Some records
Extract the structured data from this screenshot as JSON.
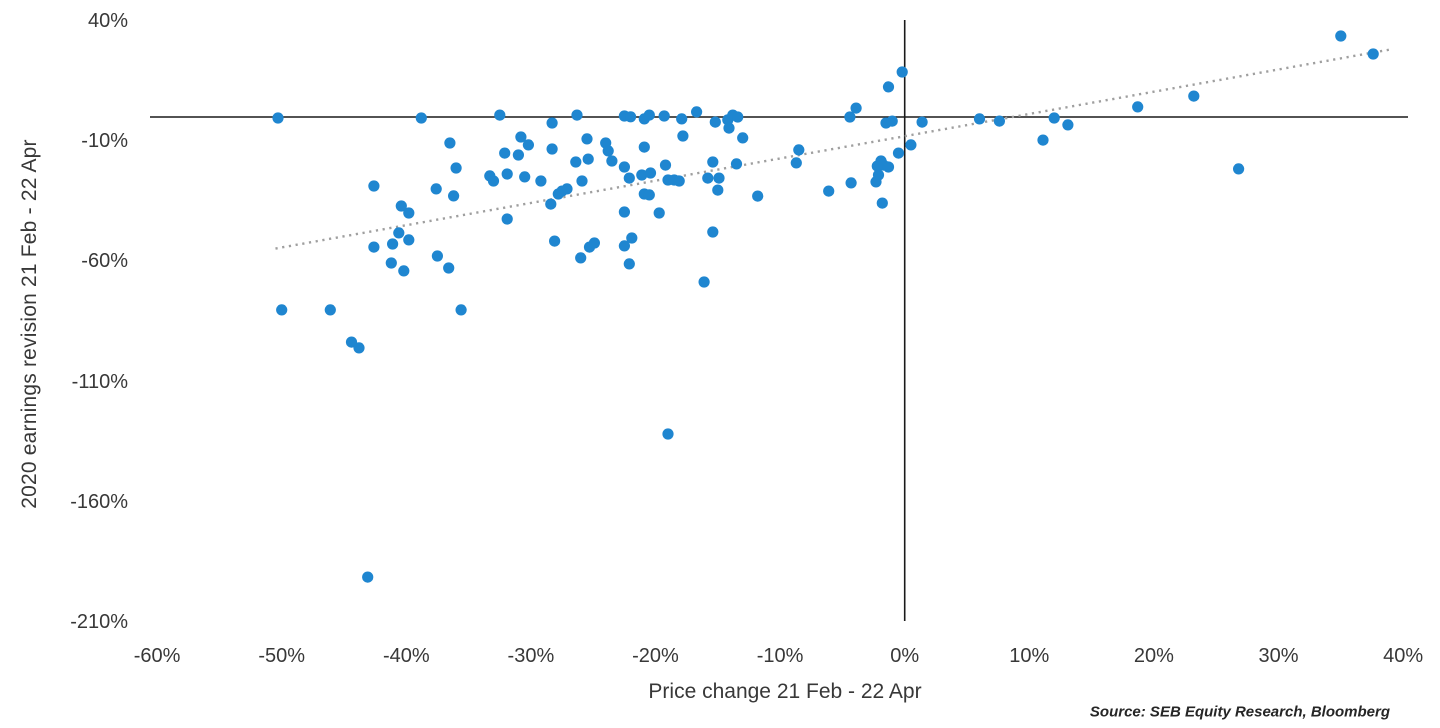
{
  "chart_data": {
    "type": "scatter",
    "xlabel": "Price change 21 Feb - 22 Apr",
    "ylabel": "2020 earnings revision 21 Feb - 22 Apr",
    "source": "Source: SEB Equity Research, Bloomberg",
    "x_tick_values": [
      -60,
      -50,
      -40,
      -30,
      -20,
      -10,
      0,
      10,
      20,
      30,
      40
    ],
    "x_tick_labels": [
      "-60%",
      "-50%",
      "-40%",
      "-30%",
      "-20%",
      "-10%",
      "0%",
      "10%",
      "20%",
      "30%",
      "40%"
    ],
    "y_tick_values": [
      40,
      -10,
      -60,
      -110,
      -160,
      -210
    ],
    "y_tick_labels": [
      "40%",
      "-10%",
      "-60%",
      "-110%",
      "-160%",
      "-210%"
    ],
    "xlim": [
      -60.5,
      40.5
    ],
    "ylim": [
      -213,
      45
    ],
    "grid": false,
    "legend": "none",
    "zero_axis_lines": true,
    "dot_color": "#1f86d0",
    "axis_line_color": "#1a1a1a",
    "trend_line": {
      "style": "dotted",
      "color": "#9f9f9f",
      "equation": "y = 0.92x - 8",
      "x1": -50.5,
      "y1": -54.7,
      "x2": 38.9,
      "y2": 28.0
    },
    "points": [
      [
        -50.3,
        -0.4
      ],
      [
        -38.8,
        -0.4
      ],
      [
        -32.5,
        0.8
      ],
      [
        -28.3,
        -2.5
      ],
      [
        -26.3,
        0.8
      ],
      [
        -22.5,
        0.4
      ],
      [
        -22.0,
        0.1
      ],
      [
        -20.9,
        -0.8
      ],
      [
        -20.5,
        0.8
      ],
      [
        -19.3,
        0.4
      ],
      [
        -17.9,
        -0.8
      ],
      [
        -16.7,
        2.1
      ],
      [
        -15.2,
        -2.1
      ],
      [
        -14.2,
        -1.2
      ],
      [
        -13.8,
        0.8
      ],
      [
        -13.4,
        0.0
      ],
      [
        -14.1,
        -4.6
      ],
      [
        -13.0,
        -8.7
      ],
      [
        -1.3,
        12.5
      ],
      [
        -0.2,
        18.7
      ],
      [
        -4.4,
        0.0
      ],
      [
        -3.9,
        3.7
      ],
      [
        -1.5,
        -2.5
      ],
      [
        -1.0,
        -1.7
      ],
      [
        1.4,
        -2.1
      ],
      [
        0.5,
        -11.6
      ],
      [
        -0.5,
        -15.0
      ],
      [
        -1.9,
        -18.3
      ],
      [
        -1.7,
        -20.0
      ],
      [
        -1.3,
        -20.8
      ],
      [
        -2.2,
        -20.4
      ],
      [
        -2.1,
        -24.1
      ],
      [
        -2.3,
        -27.0
      ],
      [
        -4.3,
        -27.4
      ],
      [
        -1.8,
        -35.8
      ],
      [
        6.0,
        -0.8
      ],
      [
        7.6,
        -1.7
      ],
      [
        12.0,
        -0.4
      ],
      [
        13.1,
        -3.3
      ],
      [
        11.1,
        -9.6
      ],
      [
        18.7,
        4.2
      ],
      [
        23.2,
        8.7
      ],
      [
        35.0,
        33.7
      ],
      [
        37.6,
        26.2
      ],
      [
        26.8,
        -21.6
      ],
      [
        -36.5,
        -10.8
      ],
      [
        -36.0,
        -21.2
      ],
      [
        -42.6,
        -28.7
      ],
      [
        -37.6,
        -29.9
      ],
      [
        -36.2,
        -32.8
      ],
      [
        -40.4,
        -37.0
      ],
      [
        -39.8,
        -39.9
      ],
      [
        -40.6,
        -48.2
      ],
      [
        -41.1,
        -52.8
      ],
      [
        -42.6,
        -54.1
      ],
      [
        -39.8,
        -51.1
      ],
      [
        -37.5,
        -57.8
      ],
      [
        -41.2,
        -60.7
      ],
      [
        -40.2,
        -64.0
      ],
      [
        -36.6,
        -62.8
      ],
      [
        -50.0,
        -80.2
      ],
      [
        -46.1,
        -80.2
      ],
      [
        -35.6,
        -80.2
      ],
      [
        -44.4,
        -93.6
      ],
      [
        -43.8,
        -96.0
      ],
      [
        -43.1,
        -191.3
      ],
      [
        -19.0,
        -131.8
      ],
      [
        -30.8,
        -8.3
      ],
      [
        -30.2,
        -11.6
      ],
      [
        -32.1,
        -15.0
      ],
      [
        -31.0,
        -15.8
      ],
      [
        -28.3,
        -13.3
      ],
      [
        -25.5,
        -9.1
      ],
      [
        -24.0,
        -10.8
      ],
      [
        -23.8,
        -14.1
      ],
      [
        -23.5,
        -18.3
      ],
      [
        -26.4,
        -18.7
      ],
      [
        -25.4,
        -17.5
      ],
      [
        -20.9,
        -12.5
      ],
      [
        -22.5,
        -20.8
      ],
      [
        -19.2,
        -20.0
      ],
      [
        -33.3,
        -24.5
      ],
      [
        -33.0,
        -26.6
      ],
      [
        -31.9,
        -23.7
      ],
      [
        -30.5,
        -24.9
      ],
      [
        -29.2,
        -26.6
      ],
      [
        -27.5,
        -30.8
      ],
      [
        -27.1,
        -29.9
      ],
      [
        -27.8,
        -32.0
      ],
      [
        -25.9,
        -26.6
      ],
      [
        -22.1,
        -25.4
      ],
      [
        -21.1,
        -24.1
      ],
      [
        -20.4,
        -23.3
      ],
      [
        -19.0,
        -26.2
      ],
      [
        -18.5,
        -26.2
      ],
      [
        -18.1,
        -26.6
      ],
      [
        -20.9,
        -32.0
      ],
      [
        -20.5,
        -32.4
      ],
      [
        -28.4,
        -36.2
      ],
      [
        -22.5,
        -39.5
      ],
      [
        -19.7,
        -39.9
      ],
      [
        -31.9,
        -42.4
      ],
      [
        -28.1,
        -51.6
      ],
      [
        -25.3,
        -54.1
      ],
      [
        -24.9,
        -52.4
      ],
      [
        -22.5,
        -53.6
      ],
      [
        -21.9,
        -50.3
      ],
      [
        -22.1,
        -61.1
      ],
      [
        -26.0,
        -58.6
      ],
      [
        -17.8,
        -7.9
      ],
      [
        -15.4,
        -18.7
      ],
      [
        -13.5,
        -19.5
      ],
      [
        -15.8,
        -25.4
      ],
      [
        -14.9,
        -25.4
      ],
      [
        -15.0,
        -30.4
      ],
      [
        -11.8,
        -32.9
      ],
      [
        -8.5,
        -13.7
      ],
      [
        -8.7,
        -19.1
      ],
      [
        -6.1,
        -30.8
      ],
      [
        -15.4,
        -47.8
      ],
      [
        -16.1,
        -68.6
      ]
    ]
  }
}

### OBJECTIVE
Reproduce the entries exactly. Do not carry over any picture.

### WRITTEN REPLY
Extract the structured data from this screenshot as JSON.
{
  "chart_data": {
    "type": "scatter",
    "xlabel": "Price change 21 Feb - 22 Apr",
    "ylabel": "2020 earnings revision 21 Feb - 22 Apr",
    "source": "Source: SEB Equity Research, Bloomberg",
    "x_tick_values": [
      -60,
      -50,
      -40,
      -30,
      -20,
      -10,
      0,
      10,
      20,
      30,
      40
    ],
    "x_tick_labels": [
      "-60%",
      "-50%",
      "-40%",
      "-30%",
      "-20%",
      "-10%",
      "0%",
      "10%",
      "20%",
      "30%",
      "40%"
    ],
    "y_tick_values": [
      40,
      -10,
      -60,
      -110,
      -160,
      -210
    ],
    "y_tick_labels": [
      "40%",
      "-10%",
      "-60%",
      "-110%",
      "-160%",
      "-210%"
    ],
    "xlim": [
      -60.5,
      40.5
    ],
    "ylim": [
      -213,
      45
    ],
    "grid": false,
    "legend": "none",
    "zero_axis_lines": true,
    "dot_color": "#1f86d0",
    "axis_line_color": "#1a1a1a",
    "trend_line": {
      "style": "dotted",
      "color": "#9f9f9f",
      "equation": "y = 0.92x - 8",
      "x1": -50.5,
      "y1": -54.7,
      "x2": 38.9,
      "y2": 28.0
    },
    "points": [
      [
        -50.3,
        -0.4
      ],
      [
        -38.8,
        -0.4
      ],
      [
        -32.5,
        0.8
      ],
      [
        -28.3,
        -2.5
      ],
      [
        -26.3,
        0.8
      ],
      [
        -22.5,
        0.4
      ],
      [
        -22.0,
        0.1
      ],
      [
        -20.9,
        -0.8
      ],
      [
        -20.5,
        0.8
      ],
      [
        -19.3,
        0.4
      ],
      [
        -17.9,
        -0.8
      ],
      [
        -16.7,
        2.1
      ],
      [
        -15.2,
        -2.1
      ],
      [
        -14.2,
        -1.2
      ],
      [
        -13.8,
        0.8
      ],
      [
        -13.4,
        0.0
      ],
      [
        -14.1,
        -4.6
      ],
      [
        -13.0,
        -8.7
      ],
      [
        -1.3,
        12.5
      ],
      [
        -0.2,
        18.7
      ],
      [
        -4.4,
        0.0
      ],
      [
        -3.9,
        3.7
      ],
      [
        -1.5,
        -2.5
      ],
      [
        -1.0,
        -1.7
      ],
      [
        1.4,
        -2.1
      ],
      [
        0.5,
        -11.6
      ],
      [
        -0.5,
        -15.0
      ],
      [
        -1.9,
        -18.3
      ],
      [
        -1.7,
        -20.0
      ],
      [
        -1.3,
        -20.8
      ],
      [
        -2.2,
        -20.4
      ],
      [
        -2.1,
        -24.1
      ],
      [
        -2.3,
        -27.0
      ],
      [
        -4.3,
        -27.4
      ],
      [
        -1.8,
        -35.8
      ],
      [
        6.0,
        -0.8
      ],
      [
        7.6,
        -1.7
      ],
      [
        12.0,
        -0.4
      ],
      [
        13.1,
        -3.3
      ],
      [
        11.1,
        -9.6
      ],
      [
        18.7,
        4.2
      ],
      [
        23.2,
        8.7
      ],
      [
        35.0,
        33.7
      ],
      [
        37.6,
        26.2
      ],
      [
        26.8,
        -21.6
      ],
      [
        -36.5,
        -10.8
      ],
      [
        -36.0,
        -21.2
      ],
      [
        -42.6,
        -28.7
      ],
      [
        -37.6,
        -29.9
      ],
      [
        -36.2,
        -32.8
      ],
      [
        -40.4,
        -37.0
      ],
      [
        -39.8,
        -39.9
      ],
      [
        -40.6,
        -48.2
      ],
      [
        -41.1,
        -52.8
      ],
      [
        -42.6,
        -54.1
      ],
      [
        -39.8,
        -51.1
      ],
      [
        -37.5,
        -57.8
      ],
      [
        -41.2,
        -60.7
      ],
      [
        -40.2,
        -64.0
      ],
      [
        -36.6,
        -62.8
      ],
      [
        -50.0,
        -80.2
      ],
      [
        -46.1,
        -80.2
      ],
      [
        -35.6,
        -80.2
      ],
      [
        -44.4,
        -93.6
      ],
      [
        -43.8,
        -96.0
      ],
      [
        -43.1,
        -191.3
      ],
      [
        -19.0,
        -131.8
      ],
      [
        -30.8,
        -8.3
      ],
      [
        -30.2,
        -11.6
      ],
      [
        -32.1,
        -15.0
      ],
      [
        -31.0,
        -15.8
      ],
      [
        -28.3,
        -13.3
      ],
      [
        -25.5,
        -9.1
      ],
      [
        -24.0,
        -10.8
      ],
      [
        -23.8,
        -14.1
      ],
      [
        -23.5,
        -18.3
      ],
      [
        -26.4,
        -18.7
      ],
      [
        -25.4,
        -17.5
      ],
      [
        -20.9,
        -12.5
      ],
      [
        -22.5,
        -20.8
      ],
      [
        -19.2,
        -20.0
      ],
      [
        -33.3,
        -24.5
      ],
      [
        -33.0,
        -26.6
      ],
      [
        -31.9,
        -23.7
      ],
      [
        -30.5,
        -24.9
      ],
      [
        -29.2,
        -26.6
      ],
      [
        -27.5,
        -30.8
      ],
      [
        -27.1,
        -29.9
      ],
      [
        -27.8,
        -32.0
      ],
      [
        -25.9,
        -26.6
      ],
      [
        -22.1,
        -25.4
      ],
      [
        -21.1,
        -24.1
      ],
      [
        -20.4,
        -23.3
      ],
      [
        -19.0,
        -26.2
      ],
      [
        -18.5,
        -26.2
      ],
      [
        -18.1,
        -26.6
      ],
      [
        -20.9,
        -32.0
      ],
      [
        -20.5,
        -32.4
      ],
      [
        -28.4,
        -36.2
      ],
      [
        -22.5,
        -39.5
      ],
      [
        -19.7,
        -39.9
      ],
      [
        -31.9,
        -42.4
      ],
      [
        -28.1,
        -51.6
      ],
      [
        -25.3,
        -54.1
      ],
      [
        -24.9,
        -52.4
      ],
      [
        -22.5,
        -53.6
      ],
      [
        -21.9,
        -50.3
      ],
      [
        -22.1,
        -61.1
      ],
      [
        -26.0,
        -58.6
      ],
      [
        -17.8,
        -7.9
      ],
      [
        -15.4,
        -18.7
      ],
      [
        -13.5,
        -19.5
      ],
      [
        -15.8,
        -25.4
      ],
      [
        -14.9,
        -25.4
      ],
      [
        -15.0,
        -30.4
      ],
      [
        -11.8,
        -32.9
      ],
      [
        -8.5,
        -13.7
      ],
      [
        -8.7,
        -19.1
      ],
      [
        -6.1,
        -30.8
      ],
      [
        -15.4,
        -47.8
      ],
      [
        -16.1,
        -68.6
      ]
    ]
  }
}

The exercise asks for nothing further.